§ JOB
Output nothing but the lines from the line with "Parse this chart and return its data as JSON." through the end of the listing below, both ends included.

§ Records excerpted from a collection
** begin **
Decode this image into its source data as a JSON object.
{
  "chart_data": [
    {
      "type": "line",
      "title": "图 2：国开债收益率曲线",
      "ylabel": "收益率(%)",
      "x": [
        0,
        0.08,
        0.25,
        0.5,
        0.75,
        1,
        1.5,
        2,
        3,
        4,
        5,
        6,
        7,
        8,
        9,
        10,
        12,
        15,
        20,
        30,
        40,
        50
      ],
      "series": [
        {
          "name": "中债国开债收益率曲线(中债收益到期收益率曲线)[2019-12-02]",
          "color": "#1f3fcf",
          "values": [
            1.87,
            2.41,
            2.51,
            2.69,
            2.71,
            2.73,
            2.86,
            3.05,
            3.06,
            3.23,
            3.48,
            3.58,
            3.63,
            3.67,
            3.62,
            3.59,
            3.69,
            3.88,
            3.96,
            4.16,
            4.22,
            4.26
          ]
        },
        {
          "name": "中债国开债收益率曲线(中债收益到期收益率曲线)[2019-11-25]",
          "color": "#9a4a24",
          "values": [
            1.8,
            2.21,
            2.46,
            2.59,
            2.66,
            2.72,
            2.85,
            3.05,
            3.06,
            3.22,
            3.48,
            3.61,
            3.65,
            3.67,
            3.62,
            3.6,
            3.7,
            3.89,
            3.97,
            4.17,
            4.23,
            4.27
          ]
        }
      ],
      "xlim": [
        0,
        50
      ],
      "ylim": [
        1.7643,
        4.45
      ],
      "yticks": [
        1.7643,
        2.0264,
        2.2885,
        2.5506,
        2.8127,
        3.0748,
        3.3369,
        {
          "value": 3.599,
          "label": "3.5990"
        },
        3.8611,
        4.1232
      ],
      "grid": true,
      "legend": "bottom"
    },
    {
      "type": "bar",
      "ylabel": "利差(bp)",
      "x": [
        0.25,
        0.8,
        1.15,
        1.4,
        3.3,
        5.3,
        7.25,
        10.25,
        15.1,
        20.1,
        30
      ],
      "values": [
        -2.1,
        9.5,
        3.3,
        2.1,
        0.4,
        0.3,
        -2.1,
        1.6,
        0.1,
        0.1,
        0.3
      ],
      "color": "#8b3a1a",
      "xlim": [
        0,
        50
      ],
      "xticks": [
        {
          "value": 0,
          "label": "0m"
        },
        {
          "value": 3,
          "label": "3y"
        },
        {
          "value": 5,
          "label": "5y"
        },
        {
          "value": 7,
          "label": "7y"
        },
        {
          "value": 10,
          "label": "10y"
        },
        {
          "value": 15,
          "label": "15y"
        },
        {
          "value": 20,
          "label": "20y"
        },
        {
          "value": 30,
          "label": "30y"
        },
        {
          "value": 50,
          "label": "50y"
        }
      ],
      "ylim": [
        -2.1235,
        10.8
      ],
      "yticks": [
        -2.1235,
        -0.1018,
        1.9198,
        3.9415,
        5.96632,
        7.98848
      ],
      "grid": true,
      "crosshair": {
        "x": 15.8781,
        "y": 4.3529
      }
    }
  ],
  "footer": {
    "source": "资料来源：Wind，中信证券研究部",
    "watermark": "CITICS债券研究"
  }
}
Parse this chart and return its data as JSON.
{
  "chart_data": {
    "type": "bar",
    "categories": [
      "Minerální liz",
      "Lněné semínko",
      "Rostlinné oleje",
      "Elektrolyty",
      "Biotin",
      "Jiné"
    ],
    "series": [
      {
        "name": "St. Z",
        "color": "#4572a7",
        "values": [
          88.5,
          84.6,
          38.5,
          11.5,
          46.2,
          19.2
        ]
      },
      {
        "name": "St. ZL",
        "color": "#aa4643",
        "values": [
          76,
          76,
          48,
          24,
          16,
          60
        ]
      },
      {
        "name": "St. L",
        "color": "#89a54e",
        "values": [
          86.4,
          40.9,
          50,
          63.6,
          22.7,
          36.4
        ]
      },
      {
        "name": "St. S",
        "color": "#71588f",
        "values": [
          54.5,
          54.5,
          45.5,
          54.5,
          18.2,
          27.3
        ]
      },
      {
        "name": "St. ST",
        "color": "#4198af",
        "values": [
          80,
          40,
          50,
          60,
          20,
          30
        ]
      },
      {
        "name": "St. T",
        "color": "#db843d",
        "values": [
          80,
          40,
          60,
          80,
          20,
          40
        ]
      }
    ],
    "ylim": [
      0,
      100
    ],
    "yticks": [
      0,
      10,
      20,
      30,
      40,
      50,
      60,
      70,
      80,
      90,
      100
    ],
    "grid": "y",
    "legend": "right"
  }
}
** end **
§ FINISHED EXERCISE
Parse this chart and return its data as JSON.
{
  "chart_data": {
    "type": "bar",
    "categories": [
      "Minerální liz",
      "Lněné semínko",
      "Rostlinné oleje",
      "Elektrolyty",
      "Biotin",
      "Jiné"
    ],
    "series": [
      {
        "name": "St. Z",
        "color": "#4572a7",
        "values": [
          88.5,
          84.6,
          38.5,
          11.5,
          46.2,
          19.2
        ]
      },
      {
        "name": "St. ZL",
        "color": "#aa4643",
        "values": [
          76,
          76,
          48,
          24,
          16,
          60
        ]
      },
      {
        "name": "St. L",
        "color": "#89a54e",
        "values": [
          86.4,
          40.9,
          50,
          63.6,
          22.7,
          36.4
        ]
      },
      {
        "name": "St. S",
        "color": "#71588f",
        "values": [
          54.5,
          54.5,
          45.5,
          54.5,
          18.2,
          27.3
        ]
      },
      {
        "name": "St. ST",
        "color": "#4198af",
        "values": [
          80,
          40,
          50,
          60,
          20,
          30
        ]
      },
      {
        "name": "St. T",
        "color": "#db843d",
        "values": [
          80,
          40,
          60,
          80,
          20,
          40
        ]
      }
    ],
    "ylim": [
      0,
      100
    ],
    "yticks": [
      0,
      10,
      20,
      30,
      40,
      50,
      60,
      70,
      80,
      90,
      100
    ],
    "grid": "y",
    "legend": "right"
  }
}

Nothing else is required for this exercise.